Supplied material →
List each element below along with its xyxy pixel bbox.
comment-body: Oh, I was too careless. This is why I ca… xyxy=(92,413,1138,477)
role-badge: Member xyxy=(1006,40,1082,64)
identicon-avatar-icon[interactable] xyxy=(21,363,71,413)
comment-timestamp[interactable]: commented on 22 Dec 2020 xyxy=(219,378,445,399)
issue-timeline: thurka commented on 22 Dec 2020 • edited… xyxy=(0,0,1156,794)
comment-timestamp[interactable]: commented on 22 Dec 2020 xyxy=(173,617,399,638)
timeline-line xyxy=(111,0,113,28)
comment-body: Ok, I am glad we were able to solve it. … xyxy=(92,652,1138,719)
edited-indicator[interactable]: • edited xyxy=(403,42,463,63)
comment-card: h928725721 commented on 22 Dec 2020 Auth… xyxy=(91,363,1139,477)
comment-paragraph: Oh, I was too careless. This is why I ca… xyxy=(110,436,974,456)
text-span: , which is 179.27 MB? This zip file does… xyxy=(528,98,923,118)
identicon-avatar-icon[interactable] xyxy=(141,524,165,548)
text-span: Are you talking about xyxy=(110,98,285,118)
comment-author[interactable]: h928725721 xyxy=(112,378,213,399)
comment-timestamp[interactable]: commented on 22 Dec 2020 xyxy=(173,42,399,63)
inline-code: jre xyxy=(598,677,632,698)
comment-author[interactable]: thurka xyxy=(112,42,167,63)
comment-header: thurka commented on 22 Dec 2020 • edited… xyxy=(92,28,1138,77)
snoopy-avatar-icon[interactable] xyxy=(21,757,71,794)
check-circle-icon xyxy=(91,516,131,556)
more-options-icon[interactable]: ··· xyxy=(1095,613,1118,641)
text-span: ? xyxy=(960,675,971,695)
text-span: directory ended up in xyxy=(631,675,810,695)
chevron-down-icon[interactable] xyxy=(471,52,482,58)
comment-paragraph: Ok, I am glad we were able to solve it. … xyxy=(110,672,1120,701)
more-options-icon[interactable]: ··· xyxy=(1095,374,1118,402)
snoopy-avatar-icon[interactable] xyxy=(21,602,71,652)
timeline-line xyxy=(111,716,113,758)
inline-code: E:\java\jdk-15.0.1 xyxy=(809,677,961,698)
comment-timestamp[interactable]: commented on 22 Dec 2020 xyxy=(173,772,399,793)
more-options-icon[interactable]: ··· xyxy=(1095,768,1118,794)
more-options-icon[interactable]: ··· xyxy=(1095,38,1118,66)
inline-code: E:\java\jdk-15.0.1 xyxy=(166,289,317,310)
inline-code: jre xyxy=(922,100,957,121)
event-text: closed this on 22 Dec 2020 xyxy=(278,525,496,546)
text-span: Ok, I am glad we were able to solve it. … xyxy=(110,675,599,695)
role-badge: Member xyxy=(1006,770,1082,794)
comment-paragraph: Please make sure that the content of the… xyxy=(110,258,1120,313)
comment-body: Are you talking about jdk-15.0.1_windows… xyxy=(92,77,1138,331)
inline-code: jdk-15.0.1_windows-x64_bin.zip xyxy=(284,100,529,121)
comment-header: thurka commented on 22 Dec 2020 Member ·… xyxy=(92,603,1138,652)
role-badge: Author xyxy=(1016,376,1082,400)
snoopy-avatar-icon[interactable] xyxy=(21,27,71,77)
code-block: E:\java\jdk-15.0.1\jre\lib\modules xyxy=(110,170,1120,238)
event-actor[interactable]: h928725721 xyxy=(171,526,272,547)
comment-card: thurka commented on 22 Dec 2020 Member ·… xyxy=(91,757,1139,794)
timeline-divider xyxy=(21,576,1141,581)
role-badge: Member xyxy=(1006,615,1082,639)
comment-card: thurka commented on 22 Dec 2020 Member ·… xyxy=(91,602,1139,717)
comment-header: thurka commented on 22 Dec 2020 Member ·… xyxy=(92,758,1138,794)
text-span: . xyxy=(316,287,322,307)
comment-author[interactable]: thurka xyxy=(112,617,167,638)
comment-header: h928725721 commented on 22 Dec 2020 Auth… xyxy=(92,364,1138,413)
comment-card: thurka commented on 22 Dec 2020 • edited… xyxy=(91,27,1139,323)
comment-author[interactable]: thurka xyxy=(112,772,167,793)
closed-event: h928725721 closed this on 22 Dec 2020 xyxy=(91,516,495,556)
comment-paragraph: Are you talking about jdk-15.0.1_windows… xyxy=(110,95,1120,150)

Written problem → Copy the items word for word, starting at the first line and ending at the line that contains "comment-author[interactable]: h928725721 xyxy=(112,378,213,399)". Include both of those lines.

Finished exercise →
List each element below along with its xyxy pixel bbox.
comment-body: Oh, I was too careless. This is why I ca… xyxy=(92,413,1138,477)
role-badge: Member xyxy=(1006,40,1082,64)
identicon-avatar-icon[interactable] xyxy=(21,363,71,413)
comment-timestamp[interactable]: commented on 22 Dec 2020 xyxy=(219,378,445,399)
issue-timeline: thurka commented on 22 Dec 2020 • edited… xyxy=(0,0,1156,794)
comment-timestamp[interactable]: commented on 22 Dec 2020 xyxy=(173,617,399,638)
timeline-line xyxy=(111,0,113,28)
comment-body: Ok, I am glad we were able to solve it. … xyxy=(92,652,1138,719)
edited-indicator[interactable]: • edited xyxy=(403,42,463,63)
comment-card: h928725721 commented on 22 Dec 2020 Auth… xyxy=(91,363,1139,477)
comment-paragraph: Oh, I was too careless. This is why I ca… xyxy=(110,436,974,456)
text-span: , which is 179.27 MB? This zip file does… xyxy=(528,98,923,118)
identicon-avatar-icon[interactable] xyxy=(141,524,165,548)
text-span: Are you talking about xyxy=(110,98,285,118)
comment-author[interactable]: h928725721 xyxy=(112,378,213,399)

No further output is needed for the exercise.